- [WHAT YOU WILL DO]:
From the listing below, pull out every line where the string "долей" appears.

- [DATA RECORDS]:
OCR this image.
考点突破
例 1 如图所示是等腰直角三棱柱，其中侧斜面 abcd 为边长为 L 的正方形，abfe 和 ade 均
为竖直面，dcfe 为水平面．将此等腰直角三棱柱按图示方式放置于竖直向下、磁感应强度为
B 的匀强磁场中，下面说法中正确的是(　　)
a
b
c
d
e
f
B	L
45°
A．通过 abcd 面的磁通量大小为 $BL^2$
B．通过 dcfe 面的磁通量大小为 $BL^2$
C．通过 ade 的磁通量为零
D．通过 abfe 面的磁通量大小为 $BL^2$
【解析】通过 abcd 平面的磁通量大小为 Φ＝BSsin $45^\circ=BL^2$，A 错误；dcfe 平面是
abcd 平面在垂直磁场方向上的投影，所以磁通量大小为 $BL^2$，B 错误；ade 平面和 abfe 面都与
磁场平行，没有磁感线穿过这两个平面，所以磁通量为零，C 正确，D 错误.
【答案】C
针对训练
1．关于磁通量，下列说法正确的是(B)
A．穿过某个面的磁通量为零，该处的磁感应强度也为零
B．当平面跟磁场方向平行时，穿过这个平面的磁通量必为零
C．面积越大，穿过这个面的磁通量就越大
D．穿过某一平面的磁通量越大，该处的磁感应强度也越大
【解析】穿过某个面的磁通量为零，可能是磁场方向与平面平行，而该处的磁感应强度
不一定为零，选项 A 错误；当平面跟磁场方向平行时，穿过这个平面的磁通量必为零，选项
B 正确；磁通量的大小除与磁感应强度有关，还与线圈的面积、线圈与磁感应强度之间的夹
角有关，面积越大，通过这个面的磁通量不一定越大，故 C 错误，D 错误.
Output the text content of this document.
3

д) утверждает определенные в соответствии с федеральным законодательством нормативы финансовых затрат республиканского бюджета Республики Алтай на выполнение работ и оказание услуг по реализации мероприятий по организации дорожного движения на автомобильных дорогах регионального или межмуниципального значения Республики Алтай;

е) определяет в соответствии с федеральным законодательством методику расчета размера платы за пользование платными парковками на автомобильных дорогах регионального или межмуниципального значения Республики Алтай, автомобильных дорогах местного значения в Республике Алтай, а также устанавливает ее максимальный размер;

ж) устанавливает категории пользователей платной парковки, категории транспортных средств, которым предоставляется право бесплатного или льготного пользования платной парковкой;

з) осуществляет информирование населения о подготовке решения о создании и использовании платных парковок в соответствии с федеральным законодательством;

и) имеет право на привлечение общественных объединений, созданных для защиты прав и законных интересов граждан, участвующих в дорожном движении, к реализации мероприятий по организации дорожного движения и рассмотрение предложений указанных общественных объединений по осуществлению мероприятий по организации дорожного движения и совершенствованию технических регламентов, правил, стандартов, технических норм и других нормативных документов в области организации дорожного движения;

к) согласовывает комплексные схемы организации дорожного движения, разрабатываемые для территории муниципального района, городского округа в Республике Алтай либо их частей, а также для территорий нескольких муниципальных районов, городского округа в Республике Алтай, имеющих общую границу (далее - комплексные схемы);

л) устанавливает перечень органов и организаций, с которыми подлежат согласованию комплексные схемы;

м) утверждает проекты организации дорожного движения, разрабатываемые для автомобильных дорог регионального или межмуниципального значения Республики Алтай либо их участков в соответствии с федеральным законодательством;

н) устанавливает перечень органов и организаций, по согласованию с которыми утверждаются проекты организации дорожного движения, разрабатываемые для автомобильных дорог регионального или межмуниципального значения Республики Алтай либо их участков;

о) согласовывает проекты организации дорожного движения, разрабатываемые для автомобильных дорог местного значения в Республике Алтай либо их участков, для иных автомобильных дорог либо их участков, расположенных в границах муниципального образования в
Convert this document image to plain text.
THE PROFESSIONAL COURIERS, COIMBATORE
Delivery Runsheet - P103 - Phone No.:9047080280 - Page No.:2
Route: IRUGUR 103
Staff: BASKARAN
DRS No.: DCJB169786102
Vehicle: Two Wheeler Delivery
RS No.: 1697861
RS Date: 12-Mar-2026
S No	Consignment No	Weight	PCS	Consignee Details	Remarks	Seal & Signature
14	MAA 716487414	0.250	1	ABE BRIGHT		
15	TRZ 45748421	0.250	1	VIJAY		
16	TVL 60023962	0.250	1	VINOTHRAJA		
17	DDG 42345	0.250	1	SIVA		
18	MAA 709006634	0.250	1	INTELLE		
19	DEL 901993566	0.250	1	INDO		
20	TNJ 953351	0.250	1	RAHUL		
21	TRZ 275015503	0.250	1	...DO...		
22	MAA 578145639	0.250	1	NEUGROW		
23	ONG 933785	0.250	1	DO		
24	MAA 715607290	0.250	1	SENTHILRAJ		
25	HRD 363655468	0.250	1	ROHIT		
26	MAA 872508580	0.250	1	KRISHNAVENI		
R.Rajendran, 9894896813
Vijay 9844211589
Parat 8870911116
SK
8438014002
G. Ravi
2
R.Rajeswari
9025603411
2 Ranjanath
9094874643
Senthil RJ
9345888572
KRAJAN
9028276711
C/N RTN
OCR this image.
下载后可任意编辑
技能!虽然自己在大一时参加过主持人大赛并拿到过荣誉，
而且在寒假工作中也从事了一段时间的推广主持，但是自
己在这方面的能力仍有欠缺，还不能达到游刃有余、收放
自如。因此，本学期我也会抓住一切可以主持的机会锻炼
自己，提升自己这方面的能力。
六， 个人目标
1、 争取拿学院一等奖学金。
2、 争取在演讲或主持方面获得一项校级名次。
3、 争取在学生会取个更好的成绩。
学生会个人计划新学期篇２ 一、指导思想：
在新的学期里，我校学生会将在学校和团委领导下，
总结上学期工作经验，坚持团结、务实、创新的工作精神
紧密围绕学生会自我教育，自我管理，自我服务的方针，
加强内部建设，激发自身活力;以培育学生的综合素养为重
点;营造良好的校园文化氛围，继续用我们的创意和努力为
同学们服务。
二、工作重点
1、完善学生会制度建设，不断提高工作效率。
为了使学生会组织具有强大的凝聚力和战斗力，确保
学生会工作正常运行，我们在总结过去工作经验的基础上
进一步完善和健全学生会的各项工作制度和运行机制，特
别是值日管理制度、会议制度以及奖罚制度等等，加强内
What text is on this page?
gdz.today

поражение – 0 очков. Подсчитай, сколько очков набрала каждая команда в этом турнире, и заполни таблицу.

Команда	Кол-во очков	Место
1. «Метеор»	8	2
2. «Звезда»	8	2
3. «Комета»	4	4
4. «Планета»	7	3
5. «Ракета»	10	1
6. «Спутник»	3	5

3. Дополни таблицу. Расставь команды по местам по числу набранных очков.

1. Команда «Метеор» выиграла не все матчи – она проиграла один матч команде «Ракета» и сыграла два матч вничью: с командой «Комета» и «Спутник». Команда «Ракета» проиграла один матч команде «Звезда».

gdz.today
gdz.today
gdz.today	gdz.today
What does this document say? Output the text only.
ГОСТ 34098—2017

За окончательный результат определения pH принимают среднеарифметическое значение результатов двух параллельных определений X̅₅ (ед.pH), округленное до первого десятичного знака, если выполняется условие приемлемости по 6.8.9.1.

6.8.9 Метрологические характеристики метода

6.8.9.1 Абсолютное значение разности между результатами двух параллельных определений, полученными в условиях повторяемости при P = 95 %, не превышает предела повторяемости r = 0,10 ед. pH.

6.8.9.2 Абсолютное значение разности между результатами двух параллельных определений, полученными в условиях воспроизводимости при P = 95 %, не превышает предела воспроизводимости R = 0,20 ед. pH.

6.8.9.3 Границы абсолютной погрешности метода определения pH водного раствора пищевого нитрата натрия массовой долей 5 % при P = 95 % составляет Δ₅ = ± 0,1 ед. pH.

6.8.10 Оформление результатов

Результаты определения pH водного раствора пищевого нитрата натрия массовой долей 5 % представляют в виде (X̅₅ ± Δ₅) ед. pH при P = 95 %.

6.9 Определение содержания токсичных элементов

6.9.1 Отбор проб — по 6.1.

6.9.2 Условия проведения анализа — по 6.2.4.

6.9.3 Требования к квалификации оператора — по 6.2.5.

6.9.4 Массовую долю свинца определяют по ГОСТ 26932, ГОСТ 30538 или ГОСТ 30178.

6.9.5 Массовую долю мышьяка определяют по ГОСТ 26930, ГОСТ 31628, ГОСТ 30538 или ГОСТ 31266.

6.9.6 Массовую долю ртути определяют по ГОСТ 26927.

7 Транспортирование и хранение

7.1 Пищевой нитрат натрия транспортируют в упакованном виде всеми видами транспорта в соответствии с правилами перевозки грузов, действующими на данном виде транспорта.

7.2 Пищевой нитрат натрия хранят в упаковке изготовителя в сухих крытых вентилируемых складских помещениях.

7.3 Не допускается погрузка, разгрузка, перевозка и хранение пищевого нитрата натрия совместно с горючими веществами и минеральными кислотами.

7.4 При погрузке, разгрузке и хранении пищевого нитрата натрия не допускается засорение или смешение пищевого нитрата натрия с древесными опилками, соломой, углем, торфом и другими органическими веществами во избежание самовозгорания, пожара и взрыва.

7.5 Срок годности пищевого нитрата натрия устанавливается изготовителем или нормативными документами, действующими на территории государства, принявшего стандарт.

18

- [FINAL RESULT]:
6.8.9.3 Границы абсолютной погрешности метода определения pH водного раствора пищевого нитрата натрия массовой долей 5 % при P = 95 % составляет Δ₅ = ± 0,1 ед. pH.
Результаты определения pH водного раствора пищевого нитрата натрия массовой долей 5 % представляют в виде (X̅₅ ± Δ₅) ед. pH при P = 95 %.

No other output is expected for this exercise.